GOAL ▸
Reproduce every line of the records below verbatim, in the same order.

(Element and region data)
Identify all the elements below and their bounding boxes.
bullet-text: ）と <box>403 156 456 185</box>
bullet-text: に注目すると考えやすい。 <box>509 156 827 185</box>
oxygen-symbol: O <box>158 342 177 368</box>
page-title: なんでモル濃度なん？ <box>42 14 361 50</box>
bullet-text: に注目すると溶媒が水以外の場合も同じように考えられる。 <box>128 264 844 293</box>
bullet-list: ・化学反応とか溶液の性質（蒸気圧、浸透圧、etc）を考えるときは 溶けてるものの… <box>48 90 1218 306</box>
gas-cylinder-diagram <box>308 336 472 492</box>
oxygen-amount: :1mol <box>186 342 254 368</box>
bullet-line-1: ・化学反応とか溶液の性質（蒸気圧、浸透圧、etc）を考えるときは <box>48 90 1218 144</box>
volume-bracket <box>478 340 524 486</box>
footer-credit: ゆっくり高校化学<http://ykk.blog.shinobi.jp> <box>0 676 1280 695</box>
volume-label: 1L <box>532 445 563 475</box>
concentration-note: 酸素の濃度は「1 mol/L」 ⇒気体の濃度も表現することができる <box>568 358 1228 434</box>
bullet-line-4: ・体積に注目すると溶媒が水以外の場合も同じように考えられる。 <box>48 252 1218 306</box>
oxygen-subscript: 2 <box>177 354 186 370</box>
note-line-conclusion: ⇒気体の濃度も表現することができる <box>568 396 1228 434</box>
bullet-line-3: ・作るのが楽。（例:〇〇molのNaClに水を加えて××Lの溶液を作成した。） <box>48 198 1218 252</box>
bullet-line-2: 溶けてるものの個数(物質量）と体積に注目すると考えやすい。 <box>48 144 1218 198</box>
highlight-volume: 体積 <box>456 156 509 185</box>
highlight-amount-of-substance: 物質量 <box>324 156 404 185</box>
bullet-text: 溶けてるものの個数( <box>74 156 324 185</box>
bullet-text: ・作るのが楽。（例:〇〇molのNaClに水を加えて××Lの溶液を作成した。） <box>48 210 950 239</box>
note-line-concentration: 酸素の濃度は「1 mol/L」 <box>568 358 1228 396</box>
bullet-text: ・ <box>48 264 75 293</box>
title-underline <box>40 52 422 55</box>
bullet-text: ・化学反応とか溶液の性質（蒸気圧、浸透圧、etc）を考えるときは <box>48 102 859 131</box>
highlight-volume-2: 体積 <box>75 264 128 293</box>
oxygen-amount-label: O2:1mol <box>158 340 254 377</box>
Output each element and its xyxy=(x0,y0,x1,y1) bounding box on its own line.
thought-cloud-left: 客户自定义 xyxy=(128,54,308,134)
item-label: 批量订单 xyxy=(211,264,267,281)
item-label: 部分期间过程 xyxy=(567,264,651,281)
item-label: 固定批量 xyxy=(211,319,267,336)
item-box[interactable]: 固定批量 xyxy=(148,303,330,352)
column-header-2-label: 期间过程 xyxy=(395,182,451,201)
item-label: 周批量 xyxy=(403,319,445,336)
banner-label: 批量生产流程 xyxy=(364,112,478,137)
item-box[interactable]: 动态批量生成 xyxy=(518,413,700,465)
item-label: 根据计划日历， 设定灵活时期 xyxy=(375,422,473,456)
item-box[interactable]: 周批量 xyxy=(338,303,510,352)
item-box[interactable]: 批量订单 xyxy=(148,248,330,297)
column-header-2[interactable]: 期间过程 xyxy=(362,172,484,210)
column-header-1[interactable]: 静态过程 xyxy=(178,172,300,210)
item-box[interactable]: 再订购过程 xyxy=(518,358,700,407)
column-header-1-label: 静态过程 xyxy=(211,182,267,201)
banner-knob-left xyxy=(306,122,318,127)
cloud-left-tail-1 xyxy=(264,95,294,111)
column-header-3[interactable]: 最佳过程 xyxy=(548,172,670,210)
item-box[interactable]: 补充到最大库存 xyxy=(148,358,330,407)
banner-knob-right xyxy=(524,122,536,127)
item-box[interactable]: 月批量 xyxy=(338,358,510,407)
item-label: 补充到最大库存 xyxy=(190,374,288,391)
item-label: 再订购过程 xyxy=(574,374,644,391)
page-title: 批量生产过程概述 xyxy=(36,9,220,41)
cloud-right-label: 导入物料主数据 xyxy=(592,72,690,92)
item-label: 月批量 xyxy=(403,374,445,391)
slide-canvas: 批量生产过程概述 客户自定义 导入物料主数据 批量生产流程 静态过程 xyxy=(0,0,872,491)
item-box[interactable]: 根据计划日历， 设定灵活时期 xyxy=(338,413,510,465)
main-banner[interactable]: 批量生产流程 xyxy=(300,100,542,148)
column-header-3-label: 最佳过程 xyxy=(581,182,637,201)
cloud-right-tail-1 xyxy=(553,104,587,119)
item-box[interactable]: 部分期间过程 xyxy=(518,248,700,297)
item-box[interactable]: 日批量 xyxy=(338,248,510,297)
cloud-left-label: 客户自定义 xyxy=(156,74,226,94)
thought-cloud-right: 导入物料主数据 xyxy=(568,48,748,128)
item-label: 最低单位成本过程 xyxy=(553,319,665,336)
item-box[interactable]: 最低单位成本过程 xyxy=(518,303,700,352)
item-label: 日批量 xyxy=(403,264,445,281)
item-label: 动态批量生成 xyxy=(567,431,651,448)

THE SOLUTION ▸
Identify all the elements below and their bounding boxes.
bullet-text: ）と <box>403 156 456 185</box>
bullet-text: に注目すると考えやすい。 <box>509 156 827 185</box>
oxygen-symbol: O <box>158 342 177 368</box>
page-title: なんでモル濃度なん？ <box>42 14 361 50</box>
bullet-text: に注目すると溶媒が水以外の場合も同じように考えられる。 <box>128 264 844 293</box>
bullet-list: ・化学反応とか溶液の性質（蒸気圧、浸透圧、etc）を考えるときは 溶けてるものの… <box>48 90 1218 306</box>
gas-cylinder-diagram <box>308 336 472 492</box>
oxygen-amount: :1mol <box>186 342 254 368</box>
bullet-line-1: ・化学反応とか溶液の性質（蒸気圧、浸透圧、etc）を考えるときは <box>48 90 1218 144</box>
volume-bracket <box>478 340 524 486</box>
footer-credit: ゆっくり高校化学<http://ykk.blog.shinobi.jp> <box>0 676 1280 695</box>
volume-label: 1L <box>532 445 563 475</box>
concentration-note: 酸素の濃度は「1 mol/L」 ⇒気体の濃度も表現することができる <box>568 358 1228 434</box>
bullet-line-4: ・体積に注目すると溶媒が水以外の場合も同じように考えられる。 <box>48 252 1218 306</box>
oxygen-subscript: 2 <box>177 354 186 370</box>
note-line-conclusion: ⇒気体の濃度も表現することができる <box>568 396 1228 434</box>
bullet-line-3: ・作るのが楽。（例:〇〇molのNaClに水を加えて××Lの溶液を作成した。） <box>48 198 1218 252</box>
bullet-line-2: 溶けてるものの個数(物質量）と体積に注目すると考えやすい。 <box>48 144 1218 198</box>
highlight-volume: 体積 <box>456 156 509 185</box>
highlight-amount-of-substance: 物質量 <box>324 156 404 185</box>
bullet-text: 溶けてるものの個数( <box>74 156 324 185</box>
bullet-text: ・作るのが楽。（例:〇〇molのNaClに水を加えて××Lの溶液を作成した。） <box>48 210 950 239</box>
note-line-concentration: 酸素の濃度は「1 mol/L」 <box>568 358 1228 396</box>
bullet-text: ・ <box>48 264 75 293</box>
title-underline <box>40 52 422 55</box>
bullet-text: ・化学反応とか溶液の性質（蒸気圧、浸透圧、etc）を考えるときは <box>48 102 859 131</box>
highlight-volume-2: 体積 <box>75 264 128 293</box>
oxygen-amount-label: O2:1mol <box>158 340 254 377</box>
Output each element and its xyxy=(x0,y0,x1,y1) bounding box on its own line.
thought-cloud-left: 客户自定义 xyxy=(128,54,308,134)
item-label: 批量订单 xyxy=(211,264,267,281)
item-label: 部分期间过程 xyxy=(567,264,651,281)
item-label: 固定批量 xyxy=(211,319,267,336)
item-box[interactable]: 固定批量 xyxy=(148,303,330,352)
column-header-2-label: 期间过程 xyxy=(395,182,451,201)
item-label: 周批量 xyxy=(403,319,445,336)
banner-label: 批量生产流程 xyxy=(364,112,478,137)
item-box[interactable]: 动态批量生成 xyxy=(518,413,700,465)
item-label: 根据计划日历， 设定灵活时期 xyxy=(375,422,473,456)
item-box[interactable]: 周批量 xyxy=(338,303,510,352)
item-box[interactable]: 批量订单 xyxy=(148,248,330,297)
column-header-2[interactable]: 期间过程 xyxy=(362,172,484,210)
column-header-1[interactable]: 静态过程 xyxy=(178,172,300,210)
item-box[interactable]: 再订购过程 xyxy=(518,358,700,407)
column-header-1-label: 静态过程 xyxy=(211,182,267,201)
banner-knob-left xyxy=(306,122,318,127)
cloud-left-tail-1 xyxy=(264,95,294,111)
column-header-3[interactable]: 最佳过程 xyxy=(548,172,670,210)
item-box[interactable]: 补充到最大库存 xyxy=(148,358,330,407)
banner-knob-right xyxy=(524,122,536,127)
item-box[interactable]: 月批量 xyxy=(338,358,510,407)
item-label: 补充到最大库存 xyxy=(190,374,288,391)
item-label: 再订购过程 xyxy=(574,374,644,391)
page-title: 批量生产过程概述 xyxy=(36,9,220,41)
cloud-right-label: 导入物料主数据 xyxy=(592,72,690,92)
item-label: 月批量 xyxy=(403,374,445,391)
slide-canvas: 批量生产过程概述 客户自定义 导入物料主数据 批量生产流程 静态过程 xyxy=(0,0,872,491)
item-box[interactable]: 根据计划日历， 设定灵活时期 xyxy=(338,413,510,465)
main-banner[interactable]: 批量生产流程 xyxy=(300,100,542,148)
column-header-3-label: 最佳过程 xyxy=(581,182,637,201)
cloud-right-tail-1 xyxy=(553,104,587,119)
item-box[interactable]: 部分期间过程 xyxy=(518,248,700,297)
item-box[interactable]: 日批量 xyxy=(338,248,510,297)
cloud-left-label: 客户自定义 xyxy=(156,74,226,94)
thought-cloud-right: 导入物料主数据 xyxy=(568,48,748,128)
item-label: 最低单位成本过程 xyxy=(553,319,665,336)
item-box[interactable]: 最低单位成本过程 xyxy=(518,303,700,352)
item-label: 日批量 xyxy=(403,264,445,281)
item-label: 动态批量生成 xyxy=(567,431,651,448)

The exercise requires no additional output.